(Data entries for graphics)
++++

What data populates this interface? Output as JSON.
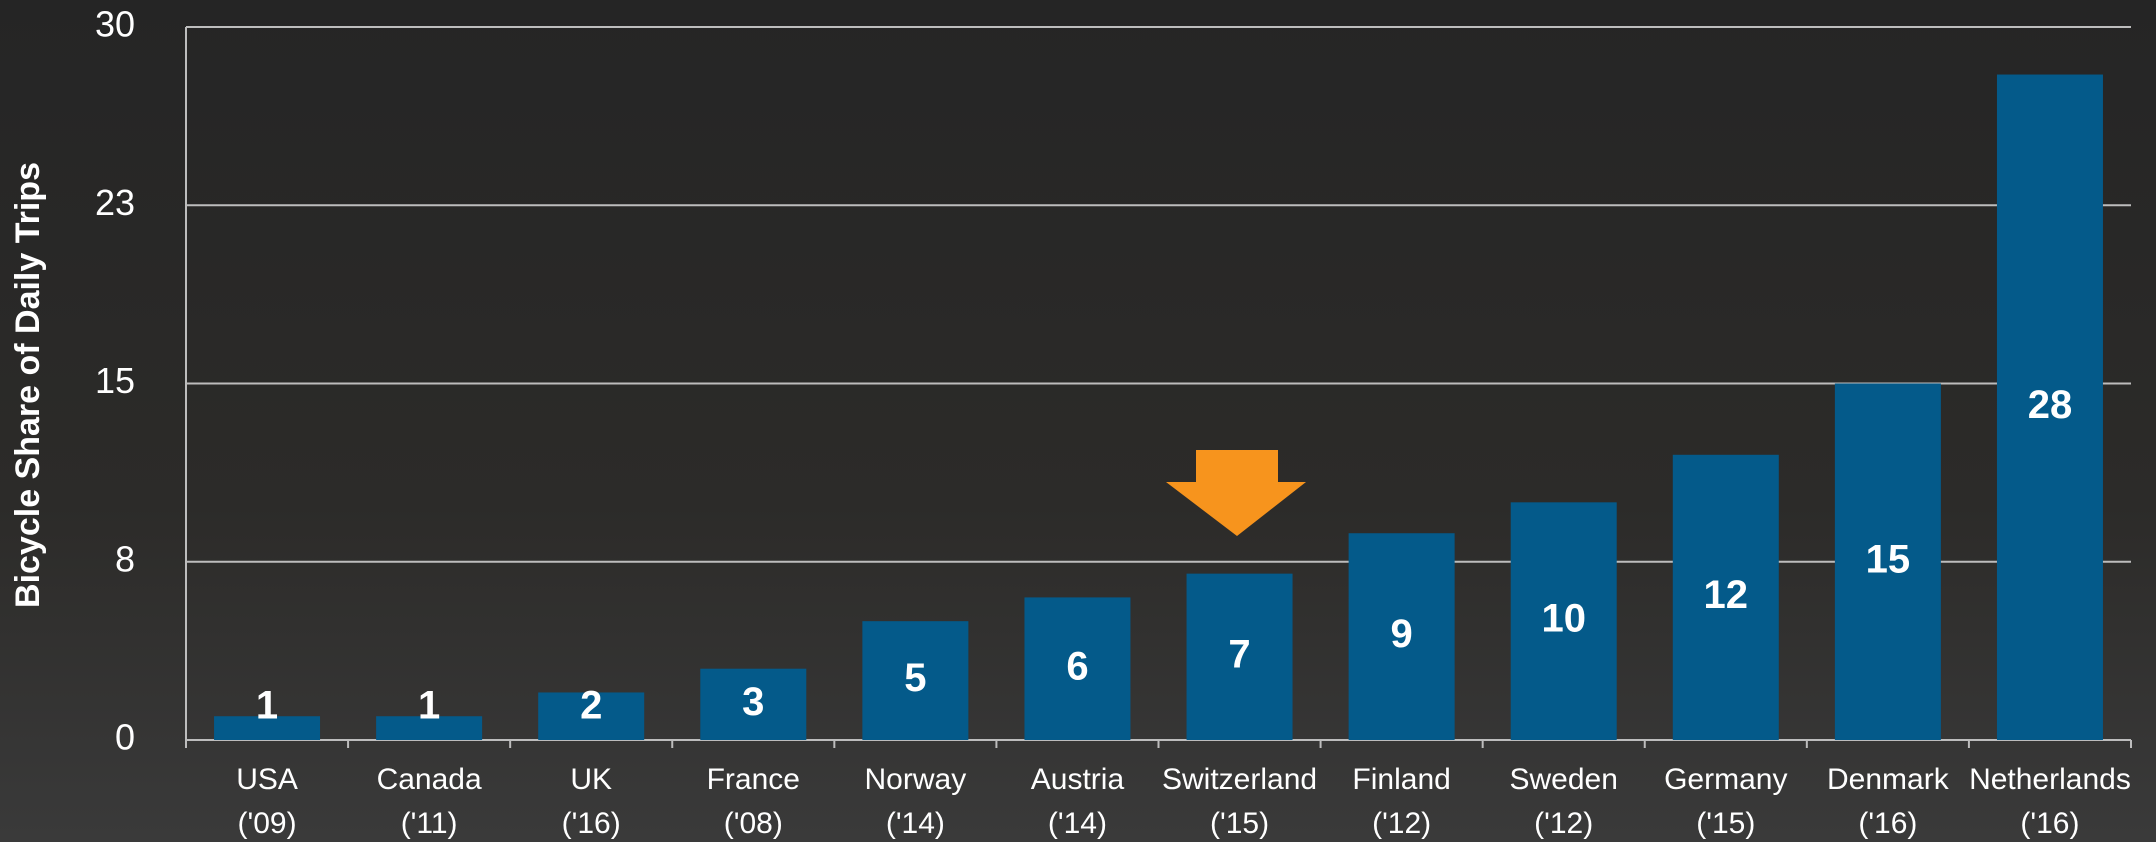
{
  "chart_data": {
    "type": "bar",
    "y_label": "Bicycle Share of Daily Trips",
    "categories": [
      "USA ('09)",
      "Canada ('11)",
      "UK ('16)",
      "France ('08)",
      "Norway ('14)",
      "Austria ('14)",
      "Switzerland ('15)",
      "Finland ('12)",
      "Sweden ('12)",
      "Germany ('15)",
      "Denmark ('16)",
      "Netherlands ('16)"
    ],
    "values": [
      1,
      1,
      2,
      3,
      5,
      6,
      7,
      8.7,
      10,
      12,
      15,
      28
    ],
    "value_labels": [
      "1",
      "1",
      "2",
      "3",
      "5",
      "6",
      "7",
      "9",
      "10",
      "12",
      "15",
      "28"
    ],
    "color": "#045a8a",
    "ylim": [
      0,
      30
    ],
    "yticks": [
      0,
      {
        "value": 7.5,
        "label": "8"
      },
      15,
      {
        "value": 22.5,
        "label": "23"
      },
      30
    ],
    "grid": true
  }
}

++++

Exercise aim:
Reproduce each line exactly, please, except for any pictures.

Result for this task:
What data populates this interface? Output as JSON.
{
  "chart_data": {
    "type": "bar",
    "y_label": "Bicycle Share of Daily Trips",
    "categories": [
      "USA ('09)",
      "Canada ('11)",
      "UK ('16)",
      "France ('08)",
      "Norway ('14)",
      "Austria ('14)",
      "Switzerland ('15)",
      "Finland ('12)",
      "Sweden ('12)",
      "Germany ('15)",
      "Denmark ('16)",
      "Netherlands ('16)"
    ],
    "values": [
      1,
      1,
      2,
      3,
      5,
      6,
      7,
      8.7,
      10,
      12,
      15,
      28
    ],
    "value_labels": [
      "1",
      "1",
      "2",
      "3",
      "5",
      "6",
      "7",
      "9",
      "10",
      "12",
      "15",
      "28"
    ],
    "color": "#045a8a",
    "ylim": [
      0,
      30
    ],
    "yticks": [
      0,
      {
        "value": 7.5,
        "label": "8"
      },
      15,
      {
        "value": 22.5,
        "label": "23"
      },
      30
    ],
    "grid": true
  }
}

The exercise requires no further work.